### AIM
In the entries below, count each line holding the word "Hair". Answer with the total alone.

::::

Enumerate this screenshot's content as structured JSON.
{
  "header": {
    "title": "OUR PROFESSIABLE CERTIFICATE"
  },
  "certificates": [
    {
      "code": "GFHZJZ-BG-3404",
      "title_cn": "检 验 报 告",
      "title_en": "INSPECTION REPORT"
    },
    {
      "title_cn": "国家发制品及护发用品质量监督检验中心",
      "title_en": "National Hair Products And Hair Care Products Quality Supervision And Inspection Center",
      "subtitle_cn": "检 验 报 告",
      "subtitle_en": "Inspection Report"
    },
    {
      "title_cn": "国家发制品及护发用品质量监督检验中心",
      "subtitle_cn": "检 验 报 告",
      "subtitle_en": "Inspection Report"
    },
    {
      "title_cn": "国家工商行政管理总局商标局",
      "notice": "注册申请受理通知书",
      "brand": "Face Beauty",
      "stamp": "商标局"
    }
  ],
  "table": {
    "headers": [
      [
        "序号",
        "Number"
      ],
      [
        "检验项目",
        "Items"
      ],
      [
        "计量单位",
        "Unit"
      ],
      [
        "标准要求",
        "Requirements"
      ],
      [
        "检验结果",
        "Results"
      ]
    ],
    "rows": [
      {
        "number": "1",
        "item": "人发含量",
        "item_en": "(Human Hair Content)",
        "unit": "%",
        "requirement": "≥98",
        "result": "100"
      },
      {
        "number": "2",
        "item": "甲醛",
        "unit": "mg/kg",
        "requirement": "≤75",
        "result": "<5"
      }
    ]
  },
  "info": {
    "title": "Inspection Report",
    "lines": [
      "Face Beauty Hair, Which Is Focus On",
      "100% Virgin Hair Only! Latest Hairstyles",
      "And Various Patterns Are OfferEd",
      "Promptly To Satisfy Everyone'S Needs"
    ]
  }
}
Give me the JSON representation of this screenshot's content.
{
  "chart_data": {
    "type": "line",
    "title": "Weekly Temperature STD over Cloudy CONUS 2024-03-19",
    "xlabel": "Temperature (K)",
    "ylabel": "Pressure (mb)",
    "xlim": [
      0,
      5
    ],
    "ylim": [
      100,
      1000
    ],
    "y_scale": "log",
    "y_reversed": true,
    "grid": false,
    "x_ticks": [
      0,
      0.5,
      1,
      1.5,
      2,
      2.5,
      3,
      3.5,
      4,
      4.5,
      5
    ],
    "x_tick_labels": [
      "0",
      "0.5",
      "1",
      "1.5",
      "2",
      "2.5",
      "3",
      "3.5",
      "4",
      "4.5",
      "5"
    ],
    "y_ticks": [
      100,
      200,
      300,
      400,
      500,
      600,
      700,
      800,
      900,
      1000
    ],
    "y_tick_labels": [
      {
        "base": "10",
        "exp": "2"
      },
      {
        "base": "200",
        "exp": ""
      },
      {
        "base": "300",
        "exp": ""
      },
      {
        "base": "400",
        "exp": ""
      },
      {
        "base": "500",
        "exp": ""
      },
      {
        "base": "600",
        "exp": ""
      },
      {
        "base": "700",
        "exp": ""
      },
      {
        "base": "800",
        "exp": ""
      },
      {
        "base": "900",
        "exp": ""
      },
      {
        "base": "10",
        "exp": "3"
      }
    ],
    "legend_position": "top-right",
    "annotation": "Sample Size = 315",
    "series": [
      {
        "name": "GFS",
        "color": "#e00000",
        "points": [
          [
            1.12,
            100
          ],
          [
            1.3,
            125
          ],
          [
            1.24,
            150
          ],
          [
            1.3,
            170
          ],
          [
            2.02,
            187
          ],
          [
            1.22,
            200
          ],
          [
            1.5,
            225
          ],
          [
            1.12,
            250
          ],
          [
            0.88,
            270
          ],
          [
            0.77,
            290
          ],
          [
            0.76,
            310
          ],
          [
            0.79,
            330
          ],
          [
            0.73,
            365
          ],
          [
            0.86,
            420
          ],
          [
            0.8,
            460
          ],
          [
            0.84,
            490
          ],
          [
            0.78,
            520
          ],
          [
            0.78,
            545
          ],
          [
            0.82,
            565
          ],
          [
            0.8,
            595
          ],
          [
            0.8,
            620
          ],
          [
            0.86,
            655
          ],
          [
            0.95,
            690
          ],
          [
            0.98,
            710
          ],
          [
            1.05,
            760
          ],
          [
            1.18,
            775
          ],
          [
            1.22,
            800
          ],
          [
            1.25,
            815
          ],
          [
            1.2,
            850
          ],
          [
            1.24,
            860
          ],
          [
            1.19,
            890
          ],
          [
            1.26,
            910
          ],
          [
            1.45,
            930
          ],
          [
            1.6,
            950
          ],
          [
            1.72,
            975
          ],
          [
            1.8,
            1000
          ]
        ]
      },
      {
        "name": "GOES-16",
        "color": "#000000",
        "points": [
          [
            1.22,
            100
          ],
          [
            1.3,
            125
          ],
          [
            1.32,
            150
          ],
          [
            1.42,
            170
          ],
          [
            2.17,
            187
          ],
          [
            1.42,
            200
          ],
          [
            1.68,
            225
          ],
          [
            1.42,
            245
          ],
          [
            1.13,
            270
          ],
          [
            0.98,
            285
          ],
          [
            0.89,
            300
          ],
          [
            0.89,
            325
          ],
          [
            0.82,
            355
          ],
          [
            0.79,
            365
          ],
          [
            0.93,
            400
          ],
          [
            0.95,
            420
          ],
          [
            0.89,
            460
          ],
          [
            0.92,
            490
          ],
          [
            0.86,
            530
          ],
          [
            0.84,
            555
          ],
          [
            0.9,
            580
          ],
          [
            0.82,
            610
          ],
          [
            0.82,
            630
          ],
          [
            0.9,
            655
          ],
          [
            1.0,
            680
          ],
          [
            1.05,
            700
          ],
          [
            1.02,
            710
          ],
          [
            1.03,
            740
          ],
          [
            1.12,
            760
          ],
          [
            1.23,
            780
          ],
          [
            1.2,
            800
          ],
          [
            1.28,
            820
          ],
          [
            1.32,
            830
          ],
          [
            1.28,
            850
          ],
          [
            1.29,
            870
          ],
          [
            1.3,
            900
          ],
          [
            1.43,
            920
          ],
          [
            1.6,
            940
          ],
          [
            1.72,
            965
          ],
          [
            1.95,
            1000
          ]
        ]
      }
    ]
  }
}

::::

### REPLY TO THE TASK
4